● Required task
Recast the rows below as a numbered list, omitting any blank lines. Leave the pictures out of the answer.
-- Input material start --
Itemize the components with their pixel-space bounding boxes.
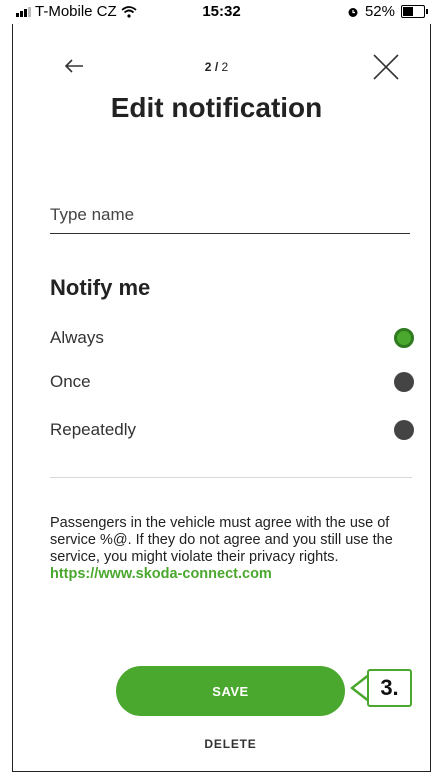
status-bar: T-Mobile CZ 15:32 52% [12, 0, 431, 24]
delete-button[interactable]: DELETE [116, 736, 345, 752]
battery-icon [401, 5, 428, 18]
option-label: Repeatedly [50, 420, 137, 439]
save-button[interactable]: SAVE [116, 666, 345, 716]
close-icon[interactable] [371, 52, 401, 82]
notify-me-title: Notify me [50, 275, 151, 300]
radio-unselected[interactable] [394, 372, 414, 392]
notice-text: Passengers in the vehicle must agree wit… [50, 515, 393, 565]
privacy-notice: Passengers in the vehicle must agree wit… [50, 515, 400, 583]
option-always[interactable]: Always [50, 323, 414, 353]
radio-unselected[interactable] [394, 420, 414, 440]
alarm-icon [348, 7, 358, 17]
option-repeatedly[interactable]: Repeatedly [50, 415, 414, 445]
status-right: 52% [347, 3, 428, 20]
radio-selected[interactable] [394, 328, 414, 348]
battery-fill [403, 7, 413, 16]
step-total: 2 [221, 60, 229, 74]
notification-name-input[interactable] [50, 196, 410, 234]
step-indicator: 2 / 2 [0, 60, 433, 74]
option-label: Always [50, 328, 104, 347]
option-once[interactable]: Once [50, 367, 414, 397]
step-separator: / [211, 60, 222, 74]
step-annotation-badge: 3. [367, 669, 412, 707]
skoda-connect-link[interactable]: https://www.skoda-connect.com [50, 566, 272, 582]
battery-percent: 52% [364, 3, 395, 20]
page-title: Edit notification [110, 92, 323, 123]
option-label: Once [50, 372, 91, 391]
divider [50, 477, 412, 478]
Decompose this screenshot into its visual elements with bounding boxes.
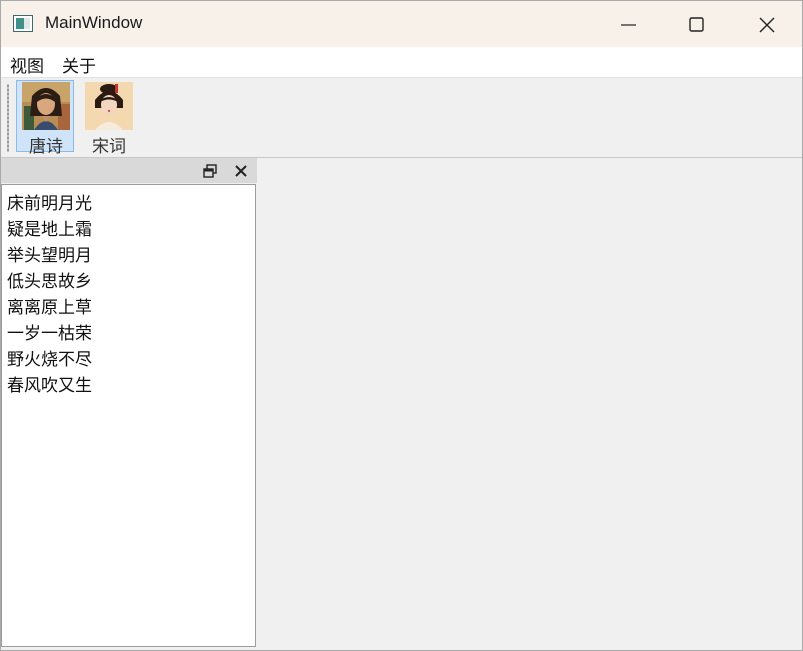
toolbar-grip-handle[interactable] bbox=[7, 84, 9, 152]
dock-title-bar[interactable] bbox=[1, 158, 257, 183]
list-item[interactable]: 野火烧不尽 bbox=[7, 345, 92, 370]
minimize-icon bbox=[621, 24, 636, 26]
poem-list[interactable]: 床前明月光 疑是地上霜 举头望明月 低头思故乡 离离原上草 一岁一枯荣 野火烧不… bbox=[1, 184, 256, 647]
tool-button-song[interactable]: 宋词 bbox=[79, 80, 137, 157]
toolbar: 唐诗 宋词 bbox=[1, 78, 802, 158]
minimize-button[interactable] bbox=[595, 1, 663, 47]
menu-bar: 视图 关于 bbox=[1, 47, 802, 78]
song-poet-portrait-icon bbox=[85, 82, 133, 130]
close-button[interactable] bbox=[733, 1, 801, 47]
menu-view[interactable]: 视图 bbox=[10, 52, 44, 77]
list-item[interactable]: 春风吹又生 bbox=[7, 371, 92, 396]
list-item[interactable]: 一岁一枯荣 bbox=[7, 319, 92, 344]
maximize-icon bbox=[689, 17, 704, 32]
list-item[interactable]: 举头望明月 bbox=[7, 241, 92, 266]
tang-poet-portrait-icon bbox=[22, 82, 70, 130]
close-icon bbox=[759, 17, 775, 33]
list-item[interactable]: 低头思故乡 bbox=[7, 267, 92, 292]
list-item[interactable]: 疑是地上霜 bbox=[7, 215, 92, 240]
tool-label-song: 宋词 bbox=[92, 137, 126, 157]
tool-button-tang[interactable]: 唐诗 bbox=[16, 80, 74, 157]
close-dock-icon[interactable] bbox=[234, 164, 248, 178]
central-widget bbox=[258, 158, 802, 650]
menu-about[interactable]: 关于 bbox=[62, 52, 96, 77]
main-window: MainWindow 视图 关于 唐诗 宋词 床前明月光 疑是地上霜 举头望明月… bbox=[0, 0, 803, 651]
app-icon bbox=[13, 15, 33, 32]
tool-label-tang: 唐诗 bbox=[29, 137, 63, 157]
window-title: MainWindow bbox=[45, 13, 143, 32]
list-item[interactable]: 床前明月光 bbox=[7, 189, 92, 214]
maximize-button[interactable] bbox=[663, 1, 731, 47]
list-item[interactable]: 离离原上草 bbox=[7, 293, 92, 318]
title-bar[interactable]: MainWindow bbox=[1, 1, 802, 47]
float-dock-icon[interactable] bbox=[203, 164, 217, 178]
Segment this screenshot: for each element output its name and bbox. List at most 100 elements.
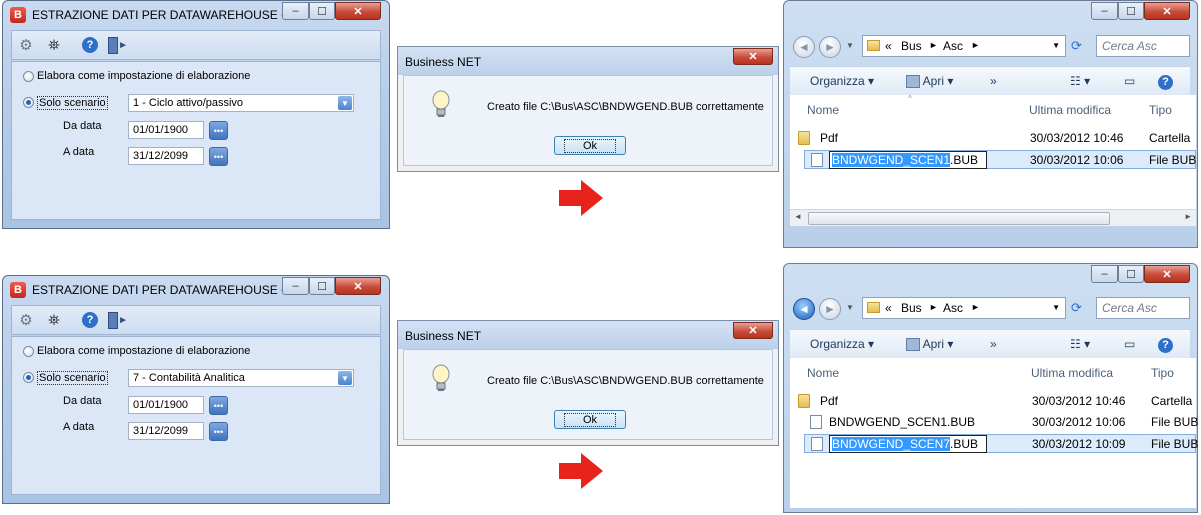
-- Input material end --
● Response to the exercise
1. Itemize the components with their pixel-space bounding boxes.
2. status-bar: T-Mobile CZ 15:32 52% [12, 0, 431, 24]
3. delete-button[interactable]: DELETE [116, 736, 345, 752]
4. battery-icon [401, 5, 428, 18]
5. option-label: Repeatedly [50, 420, 137, 439]
6. save-button[interactable]: SAVE [116, 666, 345, 716]
7. close-icon[interactable] [371, 52, 401, 82]
8. notify-me-title: Notify me [50, 275, 151, 300]
9. radio-unselected[interactable] [394, 372, 414, 392]
10. notice-text: Passengers in the vehicle must agree wit… [50, 515, 393, 565]
11. privacy-notice: Passengers in the vehicle must agree wit… [50, 515, 400, 583]
12. option-always[interactable]: Always [50, 323, 414, 353]
13. radio-unselected[interactable] [394, 420, 414, 440]
14. alarm-icon [348, 7, 358, 17]
15. option-repeatedly[interactable]: Repeatedly [50, 415, 414, 445]
16. status-right: 52% [347, 3, 428, 20]
17. radio-selected[interactable] [394, 328, 414, 348]
18. battery-fill [403, 7, 413, 16]
19. step-total: 2 [221, 60, 229, 74]
20. notification-name-input[interactable] [50, 196, 410, 234]
21. step-indicator: 2 / 2 [0, 60, 433, 74]
22. option-label: Always [50, 328, 104, 347]
23. option-once[interactable]: Once [50, 367, 414, 397]
24. step-separator: / [211, 60, 222, 74]
25. step-annotation-badge: 3. [367, 669, 412, 707]
26. skoda-connect-link[interactable]: https://www.skoda-connect.com [50, 566, 272, 582]
27. battery-percent: 52% [364, 3, 395, 20]
28. page-title: Edit notification [110, 92, 323, 123]
29. option-label: Once [50, 372, 91, 391]
30. divider [50, 477, 412, 478]
31. Decompose this screenshot into its visual elements with bounding boxes.
32. toolbar-grip-handle[interactable] bbox=[7, 84, 9, 152]
33. dock-title-bar[interactable] bbox=[1, 158, 257, 183]
34. list-item[interactable]: 野火烧不尽 bbox=[7, 345, 92, 370]
35. minimize-icon bbox=[621, 24, 636, 26]
36. poem-list[interactable]: 床前明月光 疑是地上霜 举头望明月 低头思故乡 离离原上草 一岁一枯荣 野火烧不… bbox=[1, 184, 256, 647]
37. tool-button-song[interactable]: 宋词 bbox=[79, 80, 137, 157]
38. toolbar: 唐诗 宋词 bbox=[1, 78, 802, 158]
39. minimize-button[interactable] bbox=[595, 1, 663, 47]
40. menu-bar: 视图 关于 bbox=[1, 47, 802, 78]
41. song-poet-portrait-icon bbox=[85, 82, 133, 130]
42. close-button[interactable] bbox=[733, 1, 801, 47]
43. menu-view[interactable]: 视图 bbox=[10, 52, 44, 77]
44. list-item[interactable]: 春风吹又生 bbox=[7, 371, 92, 396]
45. list-item[interactable]: 一岁一枯荣 bbox=[7, 319, 92, 344]
46. maximize-icon bbox=[689, 17, 704, 32]
47. list-item[interactable]: 举头望明月 bbox=[7, 241, 92, 266]
48. tang-poet-portrait-icon bbox=[22, 82, 70, 130]
49. close-icon bbox=[759, 17, 775, 33]
50. list-item[interactable]: 低头思故乡 bbox=[7, 267, 92, 292]
51. list-item[interactable]: 疑是地上霜 bbox=[7, 215, 92, 240]
52. tool-label-song: 宋词 bbox=[92, 137, 126, 157]
53. tool-button-tang[interactable]: 唐诗 bbox=[16, 80, 74, 157]
54. close-dock-icon[interactable] bbox=[234, 164, 248, 178]
55. central-widget bbox=[258, 158, 802, 650]
56. menu-about[interactable]: 关于 bbox=[62, 52, 96, 77]
57. main-window: MainWindow 视图 关于 唐诗 宋词 床前明月光 疑是地上霜 举头望明月… bbox=[0, 0, 803, 651]
58. app-icon bbox=[13, 15, 33, 32]
59. tool-label-tang: 唐诗 bbox=[29, 137, 63, 157]
60. window-title: MainWindow bbox=[45, 13, 143, 32]
61. list-item[interactable]: 床前明月光 bbox=[7, 189, 92, 214]
62. maximize-button[interactable] bbox=[663, 1, 731, 47]
63. list-item[interactable]: 离离原上草 bbox=[7, 293, 92, 318]
64. title-bar[interactable]: MainWindow bbox=[1, 1, 802, 47]
65. float-dock-icon[interactable] bbox=[203, 164, 217, 178]
66. Segment this screenshot: for each element output its name and bbox. List at most 100 elements.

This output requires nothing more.